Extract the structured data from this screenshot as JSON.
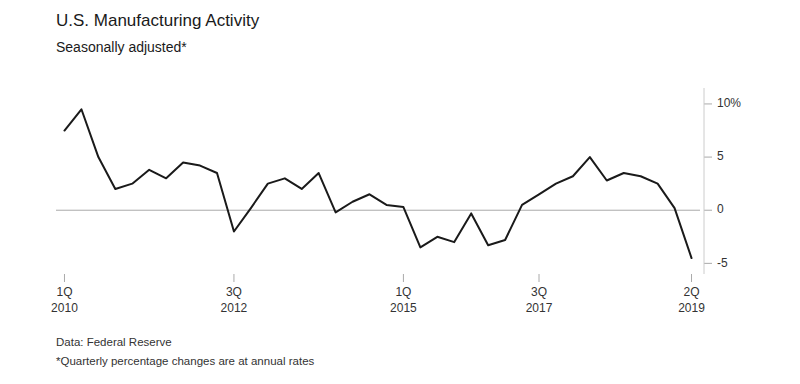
{
  "chart_data": {
    "type": "line",
    "title": "U.S. Manufacturing Activity",
    "subtitle": "Seasonally adjusted*",
    "annotations": [
      "Data: Federal Reserve",
      "*Quarterly percentage changes are at annual rates"
    ],
    "color": "#1a1a1a",
    "categories": [
      "1Q\n2010",
      null,
      null,
      null,
      null,
      null,
      null,
      null,
      null,
      null,
      "3Q\n2012",
      null,
      null,
      null,
      null,
      null,
      null,
      null,
      null,
      null,
      "1Q\n2015",
      null,
      null,
      null,
      null,
      null,
      null,
      null,
      "3Q\n2017",
      null,
      null,
      null,
      null,
      null,
      null,
      null,
      null,
      "2Q\n2019"
    ],
    "values": [
      7.5,
      9.5,
      5.0,
      2.0,
      2.5,
      3.8,
      3.0,
      4.5,
      4.2,
      3.5,
      -2.0,
      0.2,
      2.5,
      3.0,
      2.0,
      3.5,
      -0.2,
      0.8,
      1.5,
      0.5,
      0.3,
      -3.5,
      -2.5,
      -3.0,
      -0.3,
      -3.3,
      -2.8,
      0.5,
      1.5,
      2.5,
      3.2,
      5.0,
      2.8,
      3.5,
      3.2,
      2.5,
      0.2,
      -4.5
    ],
    "ylim": [
      -6.0,
      11.5
    ],
    "yticks": [
      -5,
      0,
      5,
      {
        "value": 10,
        "label": "10%"
      }
    ],
    "grid": false
  }
}
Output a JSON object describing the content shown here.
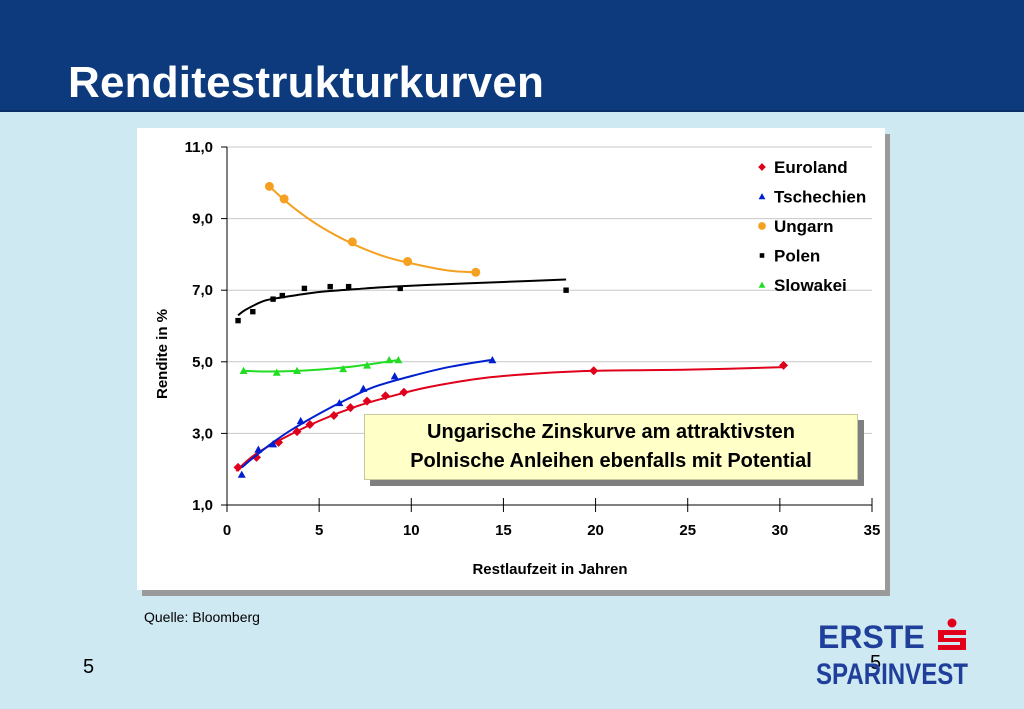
{
  "header": {
    "title": "Renditestrukturkurven"
  },
  "callout": {
    "line1": "Ungarische Zinskurve am attraktivsten",
    "line2": "Polnische Anleihen ebenfalls mit Potential"
  },
  "footer": {
    "source": "Quelle: Bloomberg",
    "page_number": "5",
    "page_number_overlay": "5",
    "logo_text_1": "ERSTE",
    "logo_text_2": "SPARINVEST"
  },
  "colors": {
    "header_bg": "#0c3a7c",
    "slide_bg": "#cfe9f3",
    "euroland": "#e0001b",
    "tschechien": "#0020d0",
    "ungarn": "#f5a020",
    "polen": "#000000",
    "slowakei": "#22dd22",
    "logo_blue": "#1f3f9a",
    "logo_red": "#e3001b"
  },
  "chart_data": {
    "type": "scatter",
    "xlabel": "Restlaufzeit in Jahren",
    "ylabel": "Rendite in %",
    "xlim": [
      0,
      35
    ],
    "ylim": [
      1,
      11
    ],
    "xticks": [
      0,
      5,
      10,
      15,
      20,
      25,
      30,
      35
    ],
    "yticks": [
      1,
      3,
      5,
      7,
      9,
      11
    ],
    "xtick_labels": [
      "0",
      "5",
      "10",
      "15",
      "20",
      "25",
      "30",
      "35"
    ],
    "ytick_labels": [
      "1,0",
      "3,0",
      "5,0",
      "7,0",
      "9,0",
      "11,0"
    ],
    "grid": "horizontal",
    "legend_position": "top-right",
    "series": [
      {
        "name": "Euroland",
        "color": "#e0001b",
        "marker": "diamond",
        "x": [
          0.6,
          1.6,
          2.8,
          3.8,
          4.5,
          5.8,
          6.7,
          7.6,
          8.6,
          9.6,
          19.9,
          30.2
        ],
        "y": [
          2.05,
          2.33,
          2.75,
          3.05,
          3.25,
          3.5,
          3.72,
          3.9,
          4.05,
          4.15,
          4.75,
          4.9
        ],
        "trend_x": [
          0.5,
          1.5,
          3,
          5,
          7,
          9,
          11,
          14,
          17,
          20,
          25,
          30.2
        ],
        "trend_y": [
          1.95,
          2.4,
          2.85,
          3.35,
          3.75,
          4.05,
          4.3,
          4.55,
          4.68,
          4.75,
          4.78,
          4.85
        ]
      },
      {
        "name": "Tschechien",
        "color": "#0020d0",
        "marker": "triangle",
        "x": [
          0.8,
          1.7,
          2.5,
          4.0,
          6.1,
          7.4,
          9.1,
          14.4
        ],
        "y": [
          1.85,
          2.55,
          2.7,
          3.35,
          3.85,
          4.25,
          4.6,
          5.05
        ],
        "trend_x": [
          0.8,
          1.5,
          2.5,
          3.5,
          5,
          6.5,
          8,
          10,
          12,
          14.3
        ],
        "trend_y": [
          2.05,
          2.35,
          2.75,
          3.1,
          3.55,
          3.95,
          4.3,
          4.6,
          4.85,
          5.05
        ]
      },
      {
        "name": "Ungarn",
        "color": "#f5a020",
        "marker": "circle",
        "x": [
          2.3,
          3.1,
          6.8,
          9.8,
          13.5
        ],
        "y": [
          9.9,
          9.55,
          8.35,
          7.8,
          7.5
        ],
        "trend_x": [
          2.3,
          3.5,
          5,
          6.8,
          8.5,
          10,
          12,
          13.5
        ],
        "trend_y": [
          9.9,
          9.35,
          8.8,
          8.3,
          7.95,
          7.75,
          7.55,
          7.5
        ]
      },
      {
        "name": "Polen",
        "color": "#000000",
        "marker": "square",
        "x": [
          0.6,
          1.4,
          2.5,
          3.0,
          4.2,
          5.6,
          6.6,
          9.4,
          18.4
        ],
        "y": [
          6.15,
          6.4,
          6.75,
          6.85,
          7.05,
          7.1,
          7.1,
          7.05,
          7.0
        ],
        "trend_x": [
          0.6,
          1,
          2,
          3,
          5,
          7,
          9,
          12,
          15,
          18.4
        ],
        "trend_y": [
          6.3,
          6.45,
          6.7,
          6.8,
          6.95,
          7.03,
          7.1,
          7.17,
          7.23,
          7.3
        ]
      },
      {
        "name": "Slowakei",
        "color": "#22dd22",
        "marker": "triangle",
        "x": [
          0.9,
          2.7,
          3.8,
          6.3,
          7.6,
          8.8,
          9.3
        ],
        "y": [
          4.75,
          4.7,
          4.75,
          4.8,
          4.9,
          5.05,
          5.05
        ],
        "trend_x": [
          0.8,
          2,
          3.5,
          5,
          6.5,
          8,
          9.3
        ],
        "trend_y": [
          4.75,
          4.73,
          4.74,
          4.78,
          4.85,
          4.95,
          5.05
        ]
      }
    ]
  }
}
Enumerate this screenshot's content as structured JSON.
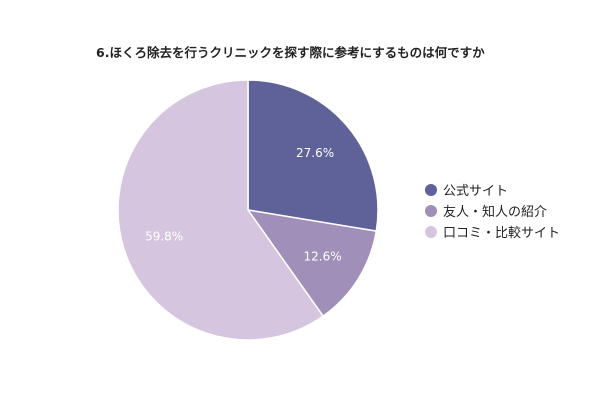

======

PROBLEM TO SOLVE:
Check each line of the records for the string "this" and state how many lines contain it. Give only the number.

THE OUTPUT:
2